**SHORT PROBLEM:**
The records below are to be quoted in full; please keep every word exact.

**DATASET ROWS:**
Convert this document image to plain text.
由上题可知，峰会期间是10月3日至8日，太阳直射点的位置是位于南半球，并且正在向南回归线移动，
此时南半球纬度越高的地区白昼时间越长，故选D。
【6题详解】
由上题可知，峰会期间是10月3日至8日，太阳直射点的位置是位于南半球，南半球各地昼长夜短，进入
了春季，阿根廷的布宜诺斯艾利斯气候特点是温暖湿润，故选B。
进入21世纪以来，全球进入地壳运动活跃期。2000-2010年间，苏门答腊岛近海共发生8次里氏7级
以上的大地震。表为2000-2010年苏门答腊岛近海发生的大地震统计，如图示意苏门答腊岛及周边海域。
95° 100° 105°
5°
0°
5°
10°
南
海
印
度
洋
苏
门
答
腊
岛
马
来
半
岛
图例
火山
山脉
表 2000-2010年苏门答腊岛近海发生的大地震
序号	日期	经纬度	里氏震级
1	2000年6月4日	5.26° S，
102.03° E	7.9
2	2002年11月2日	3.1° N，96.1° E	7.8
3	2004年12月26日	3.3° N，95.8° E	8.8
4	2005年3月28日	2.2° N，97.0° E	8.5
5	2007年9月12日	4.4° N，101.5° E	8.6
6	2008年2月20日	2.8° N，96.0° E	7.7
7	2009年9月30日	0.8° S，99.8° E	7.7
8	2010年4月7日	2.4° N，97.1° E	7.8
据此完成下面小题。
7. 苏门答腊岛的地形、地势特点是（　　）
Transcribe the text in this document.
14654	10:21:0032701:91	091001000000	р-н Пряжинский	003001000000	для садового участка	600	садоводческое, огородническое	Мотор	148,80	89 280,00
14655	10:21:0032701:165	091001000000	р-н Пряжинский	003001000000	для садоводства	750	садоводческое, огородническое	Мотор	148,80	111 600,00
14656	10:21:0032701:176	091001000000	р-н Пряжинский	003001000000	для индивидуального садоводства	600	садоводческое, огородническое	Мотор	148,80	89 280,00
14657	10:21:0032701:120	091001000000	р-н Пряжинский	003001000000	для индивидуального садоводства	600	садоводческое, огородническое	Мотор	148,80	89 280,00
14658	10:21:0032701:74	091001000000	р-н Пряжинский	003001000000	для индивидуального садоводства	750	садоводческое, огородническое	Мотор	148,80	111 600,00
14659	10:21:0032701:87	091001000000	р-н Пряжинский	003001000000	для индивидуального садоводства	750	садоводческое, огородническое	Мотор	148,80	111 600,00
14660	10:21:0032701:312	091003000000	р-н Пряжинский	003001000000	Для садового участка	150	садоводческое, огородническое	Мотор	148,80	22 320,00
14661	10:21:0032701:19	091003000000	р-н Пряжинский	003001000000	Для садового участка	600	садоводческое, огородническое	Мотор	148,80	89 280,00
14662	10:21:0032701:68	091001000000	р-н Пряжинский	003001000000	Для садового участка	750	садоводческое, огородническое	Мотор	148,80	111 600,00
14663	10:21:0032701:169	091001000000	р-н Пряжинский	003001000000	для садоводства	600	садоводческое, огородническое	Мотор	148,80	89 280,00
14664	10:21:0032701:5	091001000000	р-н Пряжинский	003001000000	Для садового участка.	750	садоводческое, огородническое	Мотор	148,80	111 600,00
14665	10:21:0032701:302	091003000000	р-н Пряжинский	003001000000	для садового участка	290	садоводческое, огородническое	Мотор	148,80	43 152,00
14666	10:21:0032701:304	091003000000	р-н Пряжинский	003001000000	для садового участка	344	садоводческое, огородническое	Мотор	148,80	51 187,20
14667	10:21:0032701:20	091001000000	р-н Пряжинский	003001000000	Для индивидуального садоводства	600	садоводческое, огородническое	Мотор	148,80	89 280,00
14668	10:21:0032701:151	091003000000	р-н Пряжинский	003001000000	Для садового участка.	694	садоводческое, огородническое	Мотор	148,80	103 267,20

**RESULT OF THIS TASK:**
Convert this document image to plain text.
由上题可知，峰会期间是10月3日至8日，太阳直射点的位置是位于南半球，并且正在向南回归线移动，
此时南半球纬度越高的地区白昼时间越长，故选D。
【6题详解】
由上题可知，峰会期间是10月3日至8日，太阳直射点的位置是位于南半球，南半球各地昼长夜短，进入
了春季，阿根廷的布宜诺斯艾利斯气候特点是温暖湿润，故选B。
进入21世纪以来，全球进入地壳运动活跃期。2000-2010年间，苏门答腊岛近海共发生8次里氏7级
以上的大地震。表为2000-2010年苏门答腊岛近海发生的大地震统计，如图示意苏门答腊岛及周边海域。
95° 100° 105°
5°
0°
5°
10°
南
海
印
度
洋
苏
门
答
腊
岛
马
来
半
岛
图例
火山
山脉
表 2000-2010年苏门答腊岛近海发生的大地震
序号	日期	经纬度	里氏震级
1	2000年6月4日	5.26° S，
102.03° E	7.9
2	2002年11月2日	3.1° N，96.1° E	7.8
3	2004年12月26日	3.3° N，95.8° E	8.8
4	2005年3月28日	2.2° N，97.0° E	8.5
5	2007年9月12日	4.4° N，101.5° E	8.6
6	2008年2月20日	2.8° N，96.0° E	7.7
7	2009年9月30日	0.8° S，99.8° E	7.7
8	2010年4月7日	2.4° N，97.1° E	7.8
据此完成下面小题。
7. 苏门答腊岛的地形、地势特点是（　　）
Transcribe the text in this document.
14654	10:21:0032701:91	091001000000	р-н Пряжинский	003001000000	для садового участка	600	садоводческое, огородническое	Мотор	148,80	89 280,00
14655	10:21:0032701:165	091001000000	р-н Пряжинский	003001000000	для садоводства	750	садоводческое, огородническое	Мотор	148,80	111 600,00
14656	10:21:0032701:176	091001000000	р-н Пряжинский	003001000000	для индивидуального садоводства	600	садоводческое, огородническое	Мотор	148,80	89 280,00
14657	10:21:0032701:120	091001000000	р-н Пряжинский	003001000000	для индивидуального садоводства	600	садоводческое, огородническое	Мотор	148,80	89 280,00
14658	10:21:0032701:74	091001000000	р-н Пряжинский	003001000000	для индивидуального садоводства	750	садоводческое, огородническое	Мотор	148,80	111 600,00
14659	10:21:0032701:87	091001000000	р-н Пряжинский	003001000000	для индивидуального садоводства	750	садоводческое, огородническое	Мотор	148,80	111 600,00
14660	10:21:0032701:312	091003000000	р-н Пряжинский	003001000000	Для садового участка	150	садоводческое, огородническое	Мотор	148,80	22 320,00
14661	10:21:0032701:19	091003000000	р-н Пряжинский	003001000000	Для садового участка	600	садоводческое, огородническое	Мотор	148,80	89 280,00
14662	10:21:0032701:68	091001000000	р-н Пряжинский	003001000000	Для садового участка	750	садоводческое, огородническое	Мотор	148,80	111 600,00
14663	10:21:0032701:169	091001000000	р-н Пряжинский	003001000000	для садоводства	600	садоводческое, огородническое	Мотор	148,80	89 280,00
14664	10:21:0032701:5	091001000000	р-н Пряжинский	003001000000	Для садового участка.	750	садоводческое, огородническое	Мотор	148,80	111 600,00
14665	10:21:0032701:302	091003000000	р-н Пряжинский	003001000000	для садового участка	290	садоводческое, огородническое	Мотор	148,80	43 152,00
14666	10:21:0032701:304	091003000000	р-н Пряжинский	003001000000	для садового участка	344	садоводческое, огородническое	Мотор	148,80	51 187,20
14667	10:21:0032701:20	091001000000	р-н Пряжинский	003001000000	Для индивидуального садоводства	600	садоводческое, огородническое	Мотор	148,80	89 280,00
14668	10:21:0032701:151	091003000000	р-н Пряжинский	003001000000	Для садового участка.	694	садоводческое, огородническое	Мотор	148,80	103 267,20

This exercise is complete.